== Exercise materials

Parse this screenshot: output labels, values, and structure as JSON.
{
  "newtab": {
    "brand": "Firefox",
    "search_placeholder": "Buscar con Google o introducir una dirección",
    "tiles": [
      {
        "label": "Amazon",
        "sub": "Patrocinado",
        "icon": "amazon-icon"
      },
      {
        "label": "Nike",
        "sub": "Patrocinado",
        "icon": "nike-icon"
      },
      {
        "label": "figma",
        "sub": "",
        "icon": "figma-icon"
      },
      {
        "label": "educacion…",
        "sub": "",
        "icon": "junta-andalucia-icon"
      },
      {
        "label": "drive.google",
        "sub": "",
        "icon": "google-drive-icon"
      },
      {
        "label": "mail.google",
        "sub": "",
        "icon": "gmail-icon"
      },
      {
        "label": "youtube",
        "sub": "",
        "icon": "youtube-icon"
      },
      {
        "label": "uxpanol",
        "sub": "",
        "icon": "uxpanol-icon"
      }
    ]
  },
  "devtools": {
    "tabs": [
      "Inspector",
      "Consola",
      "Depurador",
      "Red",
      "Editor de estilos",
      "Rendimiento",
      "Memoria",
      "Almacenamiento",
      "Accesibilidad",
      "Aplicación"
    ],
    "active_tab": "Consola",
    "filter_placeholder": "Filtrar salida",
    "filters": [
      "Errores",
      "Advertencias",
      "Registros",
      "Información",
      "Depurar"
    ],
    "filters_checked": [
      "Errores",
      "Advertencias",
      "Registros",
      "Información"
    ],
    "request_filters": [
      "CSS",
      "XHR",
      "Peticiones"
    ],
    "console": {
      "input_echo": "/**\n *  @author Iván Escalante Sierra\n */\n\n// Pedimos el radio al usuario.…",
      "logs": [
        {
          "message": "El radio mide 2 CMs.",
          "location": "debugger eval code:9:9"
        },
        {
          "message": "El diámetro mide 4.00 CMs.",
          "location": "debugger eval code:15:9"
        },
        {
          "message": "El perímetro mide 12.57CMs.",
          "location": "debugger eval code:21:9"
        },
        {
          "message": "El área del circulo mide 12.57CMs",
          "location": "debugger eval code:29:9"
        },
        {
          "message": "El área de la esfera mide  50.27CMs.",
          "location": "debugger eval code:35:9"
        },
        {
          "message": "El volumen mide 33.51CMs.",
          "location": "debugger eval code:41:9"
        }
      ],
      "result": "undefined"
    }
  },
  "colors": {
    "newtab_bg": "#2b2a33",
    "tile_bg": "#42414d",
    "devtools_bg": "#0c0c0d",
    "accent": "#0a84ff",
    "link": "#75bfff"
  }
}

====

Each record above must be given again exactly.

Parse this screenshot: output labels, values, and structure as JSON.
{
  "newtab": {
    "brand": "Firefox",
    "search_placeholder": "Buscar con Google o introducir una dirección",
    "tiles": [
      {
        "label": "Amazon",
        "sub": "Patrocinado",
        "icon": "amazon-icon"
      },
      {
        "label": "Nike",
        "sub": "Patrocinado",
        "icon": "nike-icon"
      },
      {
        "label": "figma",
        "sub": "",
        "icon": "figma-icon"
      },
      {
        "label": "educacion…",
        "sub": "",
        "icon": "junta-andalucia-icon"
      },
      {
        "label": "drive.google",
        "sub": "",
        "icon": "google-drive-icon"
      },
      {
        "label": "mail.google",
        "sub": "",
        "icon": "gmail-icon"
      },
      {
        "label": "youtube",
        "sub": "",
        "icon": "youtube-icon"
      },
      {
        "label": "uxpanol",
        "sub": "",
        "icon": "uxpanol-icon"
      }
    ]
  },
  "devtools": {
    "tabs": [
      "Inspector",
      "Consola",
      "Depurador",
      "Red",
      "Editor de estilos",
      "Rendimiento",
      "Memoria",
      "Almacenamiento",
      "Accesibilidad",
      "Aplicación"
    ],
    "active_tab": "Consola",
    "filter_placeholder": "Filtrar salida",
    "filters": [
      "Errores",
      "Advertencias",
      "Registros",
      "Información",
      "Depurar"
    ],
    "filters_checked": [
      "Errores",
      "Advertencias",
      "Registros",
      "Información"
    ],
    "request_filters": [
      "CSS",
      "XHR",
      "Peticiones"
    ],
    "console": {
      "input_echo": "/**\n *  @author Iván Escalante Sierra\n */\n\n// Pedimos el radio al usuario.…",
      "logs": [
        {
          "message": "El radio mide 2 CMs.",
          "location": "debugger eval code:9:9"
        },
        {
          "message": "El diámetro mide 4.00 CMs.",
          "location": "debugger eval code:15:9"
        },
        {
          "message": "El perímetro mide 12.57CMs.",
          "location": "debugger eval code:21:9"
        },
        {
          "message": "El área del circulo mide 12.57CMs",
          "location": "debugger eval code:29:9"
        },
        {
          "message": "El área de la esfera mide  50.27CMs.",
          "location": "debugger eval code:35:9"
        },
        {
          "message": "El volumen mide 33.51CMs.",
          "location": "debugger eval code:41:9"
        }
      ],
      "result": "undefined"
    }
  },
  "colors": {
    "newtab_bg": "#2b2a33",
    "tile_bg": "#42414d",
    "devtools_bg": "#0c0c0d",
    "accent": "#0a84ff",
    "link": "#75bfff"
  }
}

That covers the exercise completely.